* Figure record listings
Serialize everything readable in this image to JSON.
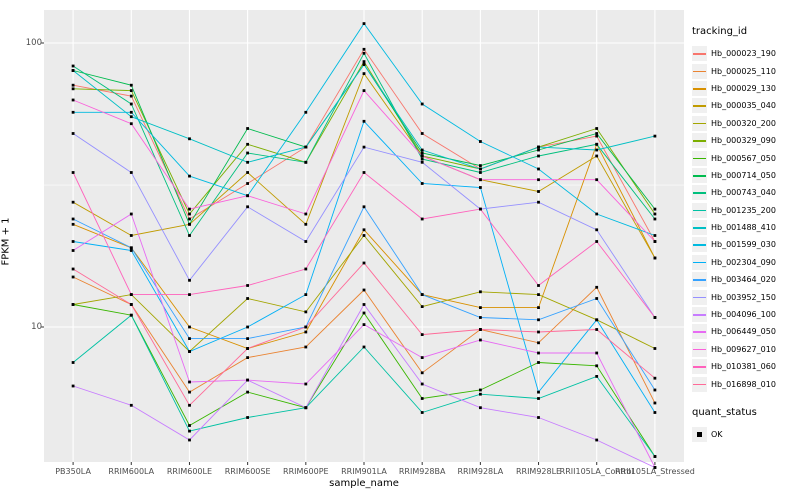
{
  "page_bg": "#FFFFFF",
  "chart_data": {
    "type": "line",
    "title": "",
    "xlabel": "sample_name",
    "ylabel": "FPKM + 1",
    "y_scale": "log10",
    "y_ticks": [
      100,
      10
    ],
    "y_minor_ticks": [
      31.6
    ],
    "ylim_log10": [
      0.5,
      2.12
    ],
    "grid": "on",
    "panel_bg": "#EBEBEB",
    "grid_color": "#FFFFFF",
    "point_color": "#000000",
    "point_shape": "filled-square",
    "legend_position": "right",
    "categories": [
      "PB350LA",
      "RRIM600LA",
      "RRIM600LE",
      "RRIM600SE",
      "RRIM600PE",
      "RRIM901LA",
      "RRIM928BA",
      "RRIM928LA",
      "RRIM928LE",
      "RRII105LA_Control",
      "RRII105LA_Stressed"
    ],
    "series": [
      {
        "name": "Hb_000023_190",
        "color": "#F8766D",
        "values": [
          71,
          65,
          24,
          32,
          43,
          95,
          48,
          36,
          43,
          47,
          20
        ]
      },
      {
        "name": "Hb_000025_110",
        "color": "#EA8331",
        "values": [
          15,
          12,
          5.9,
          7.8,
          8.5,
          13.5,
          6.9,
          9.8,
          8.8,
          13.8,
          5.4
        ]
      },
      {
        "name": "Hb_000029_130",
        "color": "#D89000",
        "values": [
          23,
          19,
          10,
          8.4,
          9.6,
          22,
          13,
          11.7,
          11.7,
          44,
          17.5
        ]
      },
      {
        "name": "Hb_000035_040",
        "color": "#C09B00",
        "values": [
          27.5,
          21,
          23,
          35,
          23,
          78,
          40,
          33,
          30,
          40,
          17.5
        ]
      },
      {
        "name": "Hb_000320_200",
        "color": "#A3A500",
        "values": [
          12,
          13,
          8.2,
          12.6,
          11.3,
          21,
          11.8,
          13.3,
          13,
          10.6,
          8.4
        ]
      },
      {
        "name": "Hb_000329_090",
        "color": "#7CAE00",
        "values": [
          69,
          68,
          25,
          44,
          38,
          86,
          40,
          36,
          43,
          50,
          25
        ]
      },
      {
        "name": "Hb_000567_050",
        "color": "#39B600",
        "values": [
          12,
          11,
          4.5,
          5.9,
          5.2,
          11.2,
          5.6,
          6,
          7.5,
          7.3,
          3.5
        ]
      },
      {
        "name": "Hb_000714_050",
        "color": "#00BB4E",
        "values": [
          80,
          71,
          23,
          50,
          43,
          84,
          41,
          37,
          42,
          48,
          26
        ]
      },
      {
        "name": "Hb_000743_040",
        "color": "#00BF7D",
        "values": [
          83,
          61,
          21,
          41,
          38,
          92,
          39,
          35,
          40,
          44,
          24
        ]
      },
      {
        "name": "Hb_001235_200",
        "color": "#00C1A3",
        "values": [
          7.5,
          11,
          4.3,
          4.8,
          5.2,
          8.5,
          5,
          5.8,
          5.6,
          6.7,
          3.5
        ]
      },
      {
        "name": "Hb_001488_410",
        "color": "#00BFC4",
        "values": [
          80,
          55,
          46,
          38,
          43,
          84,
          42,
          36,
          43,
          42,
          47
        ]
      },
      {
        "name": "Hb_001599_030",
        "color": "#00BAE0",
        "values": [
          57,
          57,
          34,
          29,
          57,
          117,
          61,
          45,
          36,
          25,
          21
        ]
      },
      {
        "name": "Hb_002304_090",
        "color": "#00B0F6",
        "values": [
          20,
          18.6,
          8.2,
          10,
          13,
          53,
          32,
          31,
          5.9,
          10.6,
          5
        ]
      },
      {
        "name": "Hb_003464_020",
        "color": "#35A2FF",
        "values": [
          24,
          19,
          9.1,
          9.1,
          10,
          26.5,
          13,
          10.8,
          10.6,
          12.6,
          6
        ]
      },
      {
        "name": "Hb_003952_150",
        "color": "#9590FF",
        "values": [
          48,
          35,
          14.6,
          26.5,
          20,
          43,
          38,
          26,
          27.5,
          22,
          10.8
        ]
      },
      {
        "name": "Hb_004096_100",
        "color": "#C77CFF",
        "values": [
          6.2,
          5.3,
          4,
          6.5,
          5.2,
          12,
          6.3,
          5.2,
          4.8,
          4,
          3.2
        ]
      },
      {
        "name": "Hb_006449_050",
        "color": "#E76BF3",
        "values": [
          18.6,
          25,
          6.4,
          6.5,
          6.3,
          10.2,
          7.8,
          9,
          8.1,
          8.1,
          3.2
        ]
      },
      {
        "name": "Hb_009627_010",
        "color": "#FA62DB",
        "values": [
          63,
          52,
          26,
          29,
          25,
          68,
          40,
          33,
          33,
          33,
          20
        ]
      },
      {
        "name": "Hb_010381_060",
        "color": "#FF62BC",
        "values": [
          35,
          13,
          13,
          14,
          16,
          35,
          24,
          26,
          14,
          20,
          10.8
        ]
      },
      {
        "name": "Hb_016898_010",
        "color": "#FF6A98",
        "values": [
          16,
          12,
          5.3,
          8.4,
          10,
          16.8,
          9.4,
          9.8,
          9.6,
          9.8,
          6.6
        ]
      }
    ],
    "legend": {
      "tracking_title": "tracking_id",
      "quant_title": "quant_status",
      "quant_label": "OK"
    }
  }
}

* REQUIRED TASK
Print every record above exactly as written, leaving out the pictures.

* WORKED SOLUTION
Serialize everything readable in this image to JSON.
{
  "page_bg": "#FFFFFF",
  "chart_data": {
    "type": "line",
    "title": "",
    "xlabel": "sample_name",
    "ylabel": "FPKM + 1",
    "y_scale": "log10",
    "y_ticks": [
      100,
      10
    ],
    "y_minor_ticks": [
      31.6
    ],
    "ylim_log10": [
      0.5,
      2.12
    ],
    "grid": "on",
    "panel_bg": "#EBEBEB",
    "grid_color": "#FFFFFF",
    "point_color": "#000000",
    "point_shape": "filled-square",
    "legend_position": "right",
    "categories": [
      "PB350LA",
      "RRIM600LA",
      "RRIM600LE",
      "RRIM600SE",
      "RRIM600PE",
      "RRIM901LA",
      "RRIM928BA",
      "RRIM928LA",
      "RRIM928LE",
      "RRII105LA_Control",
      "RRII105LA_Stressed"
    ],
    "series": [
      {
        "name": "Hb_000023_190",
        "color": "#F8766D",
        "values": [
          71,
          65,
          24,
          32,
          43,
          95,
          48,
          36,
          43,
          47,
          20
        ]
      },
      {
        "name": "Hb_000025_110",
        "color": "#EA8331",
        "values": [
          15,
          12,
          5.9,
          7.8,
          8.5,
          13.5,
          6.9,
          9.8,
          8.8,
          13.8,
          5.4
        ]
      },
      {
        "name": "Hb_000029_130",
        "color": "#D89000",
        "values": [
          23,
          19,
          10,
          8.4,
          9.6,
          22,
          13,
          11.7,
          11.7,
          44,
          17.5
        ]
      },
      {
        "name": "Hb_000035_040",
        "color": "#C09B00",
        "values": [
          27.5,
          21,
          23,
          35,
          23,
          78,
          40,
          33,
          30,
          40,
          17.5
        ]
      },
      {
        "name": "Hb_000320_200",
        "color": "#A3A500",
        "values": [
          12,
          13,
          8.2,
          12.6,
          11.3,
          21,
          11.8,
          13.3,
          13,
          10.6,
          8.4
        ]
      },
      {
        "name": "Hb_000329_090",
        "color": "#7CAE00",
        "values": [
          69,
          68,
          25,
          44,
          38,
          86,
          40,
          36,
          43,
          50,
          25
        ]
      },
      {
        "name": "Hb_000567_050",
        "color": "#39B600",
        "values": [
          12,
          11,
          4.5,
          5.9,
          5.2,
          11.2,
          5.6,
          6,
          7.5,
          7.3,
          3.5
        ]
      },
      {
        "name": "Hb_000714_050",
        "color": "#00BB4E",
        "values": [
          80,
          71,
          23,
          50,
          43,
          84,
          41,
          37,
          42,
          48,
          26
        ]
      },
      {
        "name": "Hb_000743_040",
        "color": "#00BF7D",
        "values": [
          83,
          61,
          21,
          41,
          38,
          92,
          39,
          35,
          40,
          44,
          24
        ]
      },
      {
        "name": "Hb_001235_200",
        "color": "#00C1A3",
        "values": [
          7.5,
          11,
          4.3,
          4.8,
          5.2,
          8.5,
          5,
          5.8,
          5.6,
          6.7,
          3.5
        ]
      },
      {
        "name": "Hb_001488_410",
        "color": "#00BFC4",
        "values": [
          80,
          55,
          46,
          38,
          43,
          84,
          42,
          36,
          43,
          42,
          47
        ]
      },
      {
        "name": "Hb_001599_030",
        "color": "#00BAE0",
        "values": [
          57,
          57,
          34,
          29,
          57,
          117,
          61,
          45,
          36,
          25,
          21
        ]
      },
      {
        "name": "Hb_002304_090",
        "color": "#00B0F6",
        "values": [
          20,
          18.6,
          8.2,
          10,
          13,
          53,
          32,
          31,
          5.9,
          10.6,
          5
        ]
      },
      {
        "name": "Hb_003464_020",
        "color": "#35A2FF",
        "values": [
          24,
          19,
          9.1,
          9.1,
          10,
          26.5,
          13,
          10.8,
          10.6,
          12.6,
          6
        ]
      },
      {
        "name": "Hb_003952_150",
        "color": "#9590FF",
        "values": [
          48,
          35,
          14.6,
          26.5,
          20,
          43,
          38,
          26,
          27.5,
          22,
          10.8
        ]
      },
      {
        "name": "Hb_004096_100",
        "color": "#C77CFF",
        "values": [
          6.2,
          5.3,
          4,
          6.5,
          5.2,
          12,
          6.3,
          5.2,
          4.8,
          4,
          3.2
        ]
      },
      {
        "name": "Hb_006449_050",
        "color": "#E76BF3",
        "values": [
          18.6,
          25,
          6.4,
          6.5,
          6.3,
          10.2,
          7.8,
          9,
          8.1,
          8.1,
          3.2
        ]
      },
      {
        "name": "Hb_009627_010",
        "color": "#FA62DB",
        "values": [
          63,
          52,
          26,
          29,
          25,
          68,
          40,
          33,
          33,
          33,
          20
        ]
      },
      {
        "name": "Hb_010381_060",
        "color": "#FF62BC",
        "values": [
          35,
          13,
          13,
          14,
          16,
          35,
          24,
          26,
          14,
          20,
          10.8
        ]
      },
      {
        "name": "Hb_016898_010",
        "color": "#FF6A98",
        "values": [
          16,
          12,
          5.3,
          8.4,
          10,
          16.8,
          9.4,
          9.8,
          9.6,
          9.8,
          6.6
        ]
      }
    ],
    "legend": {
      "tracking_title": "tracking_id",
      "quant_title": "quant_status",
      "quant_label": "OK"
    }
  }
}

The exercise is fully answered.